___ ITEMS ___
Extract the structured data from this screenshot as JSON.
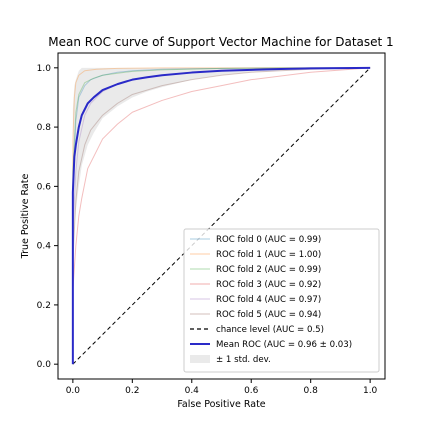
{
  "chart_data": {
    "type": "line",
    "title": "Mean ROC curve of Support Vector Machine for Dataset 1",
    "xlabel": "False Positive Rate",
    "ylabel": "True Positive Rate",
    "xlim": [
      -0.05,
      1.05
    ],
    "ylim": [
      -0.05,
      1.05
    ],
    "xticks": [
      "0.0",
      "0.2",
      "0.4",
      "0.6",
      "0.8",
      "1.0"
    ],
    "yticks": [
      "0.0",
      "0.2",
      "0.4",
      "0.6",
      "0.8",
      "1.0"
    ],
    "grid": false,
    "legend_position": "lower-right",
    "series": [
      {
        "name": "ROC fold 0 (AUC = 0.99)",
        "color": "#1f77b4",
        "opacity": 0.3,
        "style": "solid",
        "x": [
          0,
          0.0,
          0.01,
          0.02,
          0.04,
          0.06,
          0.1,
          0.15,
          0.2,
          0.3,
          0.4,
          0.6,
          0.8,
          1.0
        ],
        "y": [
          0,
          0.6,
          0.82,
          0.9,
          0.94,
          0.96,
          0.975,
          0.985,
          0.99,
          0.995,
          0.997,
          0.999,
          1.0,
          1.0
        ]
      },
      {
        "name": "ROC fold 1 (AUC = 1.00)",
        "color": "#ff7f0e",
        "opacity": 0.3,
        "style": "solid",
        "x": [
          0,
          0.0,
          0.005,
          0.01,
          0.02,
          0.04,
          0.08,
          0.15,
          0.3,
          0.5,
          1.0
        ],
        "y": [
          0,
          0.75,
          0.9,
          0.95,
          0.975,
          0.99,
          0.995,
          0.998,
          1.0,
          1.0,
          1.0
        ]
      },
      {
        "name": "ROC fold 2 (AUC = 0.99)",
        "color": "#2ca02c",
        "opacity": 0.3,
        "style": "solid",
        "x": [
          0,
          0.0,
          0.01,
          0.02,
          0.04,
          0.07,
          0.1,
          0.2,
          0.3,
          0.5,
          0.7,
          1.0
        ],
        "y": [
          0,
          0.65,
          0.85,
          0.91,
          0.95,
          0.965,
          0.975,
          0.988,
          0.993,
          0.998,
          1.0,
          1.0
        ]
      },
      {
        "name": "ROC fold 3 (AUC = 0.92)",
        "color": "#d62728",
        "opacity": 0.3,
        "style": "solid",
        "x": [
          0,
          0.0,
          0.01,
          0.02,
          0.03,
          0.05,
          0.08,
          0.1,
          0.15,
          0.2,
          0.3,
          0.4,
          0.5,
          0.6,
          0.8,
          1.0
        ],
        "y": [
          0,
          0.25,
          0.4,
          0.5,
          0.56,
          0.66,
          0.72,
          0.76,
          0.81,
          0.85,
          0.89,
          0.92,
          0.94,
          0.96,
          0.985,
          1.0
        ]
      },
      {
        "name": "ROC fold 4 (AUC = 0.97)",
        "color": "#9467bd",
        "opacity": 0.3,
        "style": "solid",
        "x": [
          0,
          0.0,
          0.01,
          0.02,
          0.04,
          0.06,
          0.1,
          0.15,
          0.2,
          0.3,
          0.4,
          0.6,
          0.8,
          1.0
        ],
        "y": [
          0,
          0.45,
          0.65,
          0.75,
          0.84,
          0.88,
          0.92,
          0.945,
          0.96,
          0.975,
          0.985,
          0.993,
          0.998,
          1.0
        ]
      },
      {
        "name": "ROC fold 5 (AUC = 0.94)",
        "color": "#8c564b",
        "opacity": 0.3,
        "style": "solid",
        "x": [
          0,
          0.0,
          0.01,
          0.02,
          0.04,
          0.06,
          0.1,
          0.15,
          0.2,
          0.3,
          0.4,
          0.5,
          0.6,
          0.8,
          1.0
        ],
        "y": [
          0,
          0.35,
          0.55,
          0.65,
          0.74,
          0.79,
          0.84,
          0.88,
          0.91,
          0.94,
          0.96,
          0.975,
          0.985,
          0.995,
          1.0
        ]
      },
      {
        "name": "chance level (AUC = 0.5)",
        "color": "#000000",
        "opacity": 1,
        "style": "dashed",
        "x": [
          0,
          1
        ],
        "y": [
          0,
          1
        ]
      },
      {
        "name": "Mean ROC (AUC = 0.96 ± 0.03)",
        "color": "#2a2ac8",
        "opacity": 1,
        "style": "solid",
        "bold": true,
        "x": [
          0,
          0.0,
          0.005,
          0.01,
          0.02,
          0.03,
          0.05,
          0.07,
          0.1,
          0.15,
          0.2,
          0.25,
          0.3,
          0.4,
          0.5,
          0.6,
          0.7,
          0.8,
          0.9,
          1.0
        ],
        "y": [
          0,
          0.58,
          0.7,
          0.74,
          0.8,
          0.84,
          0.88,
          0.9,
          0.925,
          0.945,
          0.96,
          0.968,
          0.975,
          0.984,
          0.99,
          0.993,
          0.996,
          0.998,
          0.999,
          1.0
        ]
      }
    ],
    "band": {
      "name": "± 1 std. dev.",
      "color": "#bbbbbb",
      "opacity": 0.3,
      "x": [
        0.0,
        0.005,
        0.01,
        0.02,
        0.03,
        0.05,
        0.07,
        0.1,
        0.15,
        0.2,
        0.25,
        0.3,
        0.4,
        0.5,
        0.6,
        0.7,
        0.8,
        0.9,
        1.0
      ],
      "lower": [
        0.3,
        0.45,
        0.52,
        0.6,
        0.67,
        0.74,
        0.78,
        0.83,
        0.87,
        0.9,
        0.92,
        0.935,
        0.96,
        0.975,
        0.985,
        0.99,
        0.995,
        0.998,
        1.0
      ],
      "upper": [
        0.86,
        0.94,
        0.96,
        0.99,
        1.0,
        1.0,
        1.0,
        1.0,
        1.0,
        1.0,
        1.0,
        1.0,
        1.0,
        1.0,
        1.0,
        1.0,
        1.0,
        1.0,
        1.0
      ]
    }
  }
}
___
REQUIRED WORK: From the data above, write out everything exactly except the pictures.

OUTPUT FOR THIS EXERCISE:
Extract the structured data from this screenshot as JSON.
{
  "chart_data": {
    "type": "line",
    "title": "Mean ROC curve of Support Vector Machine for Dataset 1",
    "xlabel": "False Positive Rate",
    "ylabel": "True Positive Rate",
    "xlim": [
      -0.05,
      1.05
    ],
    "ylim": [
      -0.05,
      1.05
    ],
    "xticks": [
      "0.0",
      "0.2",
      "0.4",
      "0.6",
      "0.8",
      "1.0"
    ],
    "yticks": [
      "0.0",
      "0.2",
      "0.4",
      "0.6",
      "0.8",
      "1.0"
    ],
    "grid": false,
    "legend_position": "lower-right",
    "series": [
      {
        "name": "ROC fold 0 (AUC = 0.99)",
        "color": "#1f77b4",
        "opacity": 0.3,
        "style": "solid",
        "x": [
          0,
          0.0,
          0.01,
          0.02,
          0.04,
          0.06,
          0.1,
          0.15,
          0.2,
          0.3,
          0.4,
          0.6,
          0.8,
          1.0
        ],
        "y": [
          0,
          0.6,
          0.82,
          0.9,
          0.94,
          0.96,
          0.975,
          0.985,
          0.99,
          0.995,
          0.997,
          0.999,
          1.0,
          1.0
        ]
      },
      {
        "name": "ROC fold 1 (AUC = 1.00)",
        "color": "#ff7f0e",
        "opacity": 0.3,
        "style": "solid",
        "x": [
          0,
          0.0,
          0.005,
          0.01,
          0.02,
          0.04,
          0.08,
          0.15,
          0.3,
          0.5,
          1.0
        ],
        "y": [
          0,
          0.75,
          0.9,
          0.95,
          0.975,
          0.99,
          0.995,
          0.998,
          1.0,
          1.0,
          1.0
        ]
      },
      {
        "name": "ROC fold 2 (AUC = 0.99)",
        "color": "#2ca02c",
        "opacity": 0.3,
        "style": "solid",
        "x": [
          0,
          0.0,
          0.01,
          0.02,
          0.04,
          0.07,
          0.1,
          0.2,
          0.3,
          0.5,
          0.7,
          1.0
        ],
        "y": [
          0,
          0.65,
          0.85,
          0.91,
          0.95,
          0.965,
          0.975,
          0.988,
          0.993,
          0.998,
          1.0,
          1.0
        ]
      },
      {
        "name": "ROC fold 3 (AUC = 0.92)",
        "color": "#d62728",
        "opacity": 0.3,
        "style": "solid",
        "x": [
          0,
          0.0,
          0.01,
          0.02,
          0.03,
          0.05,
          0.08,
          0.1,
          0.15,
          0.2,
          0.3,
          0.4,
          0.5,
          0.6,
          0.8,
          1.0
        ],
        "y": [
          0,
          0.25,
          0.4,
          0.5,
          0.56,
          0.66,
          0.72,
          0.76,
          0.81,
          0.85,
          0.89,
          0.92,
          0.94,
          0.96,
          0.985,
          1.0
        ]
      },
      {
        "name": "ROC fold 4 (AUC = 0.97)",
        "color": "#9467bd",
        "opacity": 0.3,
        "style": "solid",
        "x": [
          0,
          0.0,
          0.01,
          0.02,
          0.04,
          0.06,
          0.1,
          0.15,
          0.2,
          0.3,
          0.4,
          0.6,
          0.8,
          1.0
        ],
        "y": [
          0,
          0.45,
          0.65,
          0.75,
          0.84,
          0.88,
          0.92,
          0.945,
          0.96,
          0.975,
          0.985,
          0.993,
          0.998,
          1.0
        ]
      },
      {
        "name": "ROC fold 5 (AUC = 0.94)",
        "color": "#8c564b",
        "opacity": 0.3,
        "style": "solid",
        "x": [
          0,
          0.0,
          0.01,
          0.02,
          0.04,
          0.06,
          0.1,
          0.15,
          0.2,
          0.3,
          0.4,
          0.5,
          0.6,
          0.8,
          1.0
        ],
        "y": [
          0,
          0.35,
          0.55,
          0.65,
          0.74,
          0.79,
          0.84,
          0.88,
          0.91,
          0.94,
          0.96,
          0.975,
          0.985,
          0.995,
          1.0
        ]
      },
      {
        "name": "chance level (AUC = 0.5)",
        "color": "#000000",
        "opacity": 1,
        "style": "dashed",
        "x": [
          0,
          1
        ],
        "y": [
          0,
          1
        ]
      },
      {
        "name": "Mean ROC (AUC = 0.96 ± 0.03)",
        "color": "#2a2ac8",
        "opacity": 1,
        "style": "solid",
        "bold": true,
        "x": [
          0,
          0.0,
          0.005,
          0.01,
          0.02,
          0.03,
          0.05,
          0.07,
          0.1,
          0.15,
          0.2,
          0.25,
          0.3,
          0.4,
          0.5,
          0.6,
          0.7,
          0.8,
          0.9,
          1.0
        ],
        "y": [
          0,
          0.58,
          0.7,
          0.74,
          0.8,
          0.84,
          0.88,
          0.9,
          0.925,
          0.945,
          0.96,
          0.968,
          0.975,
          0.984,
          0.99,
          0.993,
          0.996,
          0.998,
          0.999,
          1.0
        ]
      }
    ],
    "band": {
      "name": "± 1 std. dev.",
      "color": "#bbbbbb",
      "opacity": 0.3,
      "x": [
        0.0,
        0.005,
        0.01,
        0.02,
        0.03,
        0.05,
        0.07,
        0.1,
        0.15,
        0.2,
        0.25,
        0.3,
        0.4,
        0.5,
        0.6,
        0.7,
        0.8,
        0.9,
        1.0
      ],
      "lower": [
        0.3,
        0.45,
        0.52,
        0.6,
        0.67,
        0.74,
        0.78,
        0.83,
        0.87,
        0.9,
        0.92,
        0.935,
        0.96,
        0.975,
        0.985,
        0.99,
        0.995,
        0.998,
        1.0
      ],
      "upper": [
        0.86,
        0.94,
        0.96,
        0.99,
        1.0,
        1.0,
        1.0,
        1.0,
        1.0,
        1.0,
        1.0,
        1.0,
        1.0,
        1.0,
        1.0,
        1.0,
        1.0,
        1.0,
        1.0
      ]
    }
  }
}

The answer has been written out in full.